Instructions to follow: Omit every picture, then give all the entries again exactly.

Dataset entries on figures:
---------------

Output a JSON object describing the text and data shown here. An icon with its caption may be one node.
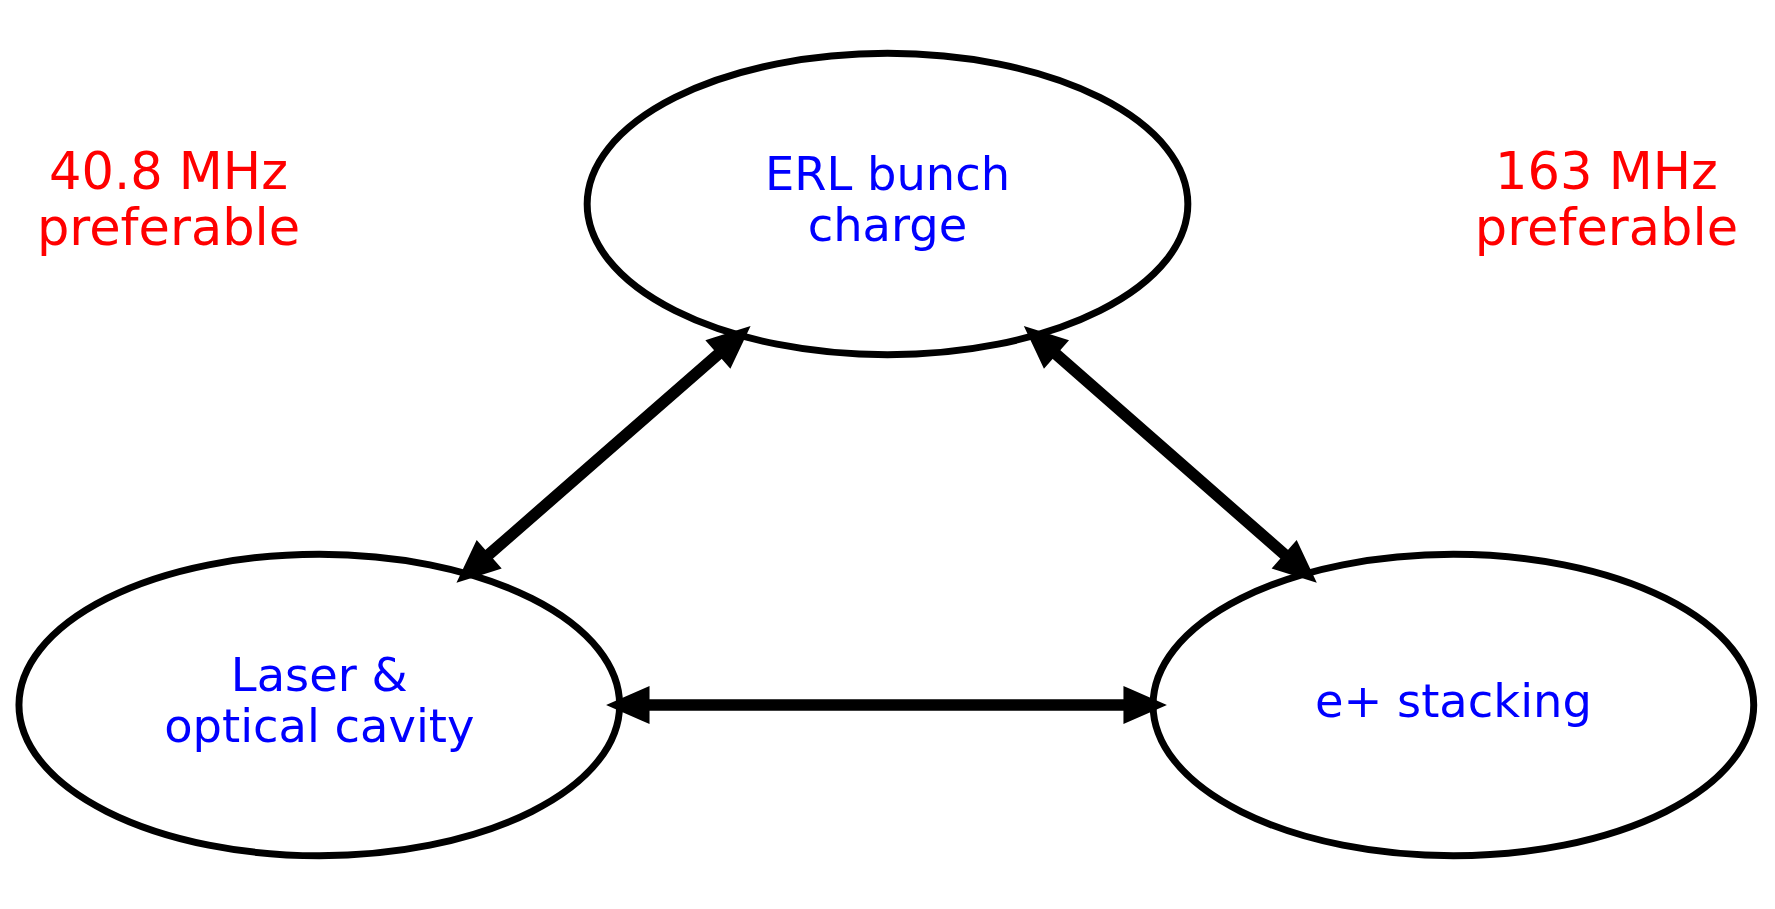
{
  "diagram": {
    "nodes": [
      {
        "text": [
          "ERL bunch charge"
        ]
      },
      {
        "text": [
          "Laser & optical cavity"
        ]
      },
      {
        "text": [
          "e+ stacking"
        ]
      }
    ],
    "edges": [
      {
        "from": 0,
        "to": 1,
        "arrow": "both"
      },
      {
        "from": 0,
        "to": 2,
        "arrow": "both"
      },
      {
        "from": 1,
        "to": 2,
        "arrow": "both"
      }
    ],
    "labels": [
      "163 MHz preferable",
      "40.8 MHz preferable"
    ]
  }
}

---------------

Task response:
Output a JSON object describing the text and data shown here. An icon with its caption may be one node.
{
  "diagram": {
    "nodes": [
      {
        "text": [
          "ERL bunch charge"
        ]
      },
      {
        "text": [
          "Laser & optical cavity"
        ]
      },
      {
        "text": [
          "e+ stacking"
        ]
      }
    ],
    "edges": [
      {
        "from": 0,
        "to": 1,
        "arrow": "both"
      },
      {
        "from": 0,
        "to": 2,
        "arrow": "both"
      },
      {
        "from": 1,
        "to": 2,
        "arrow": "both"
      }
    ],
    "labels": [
      "163 MHz preferable",
      "40.8 MHz preferable"
    ]
  }
}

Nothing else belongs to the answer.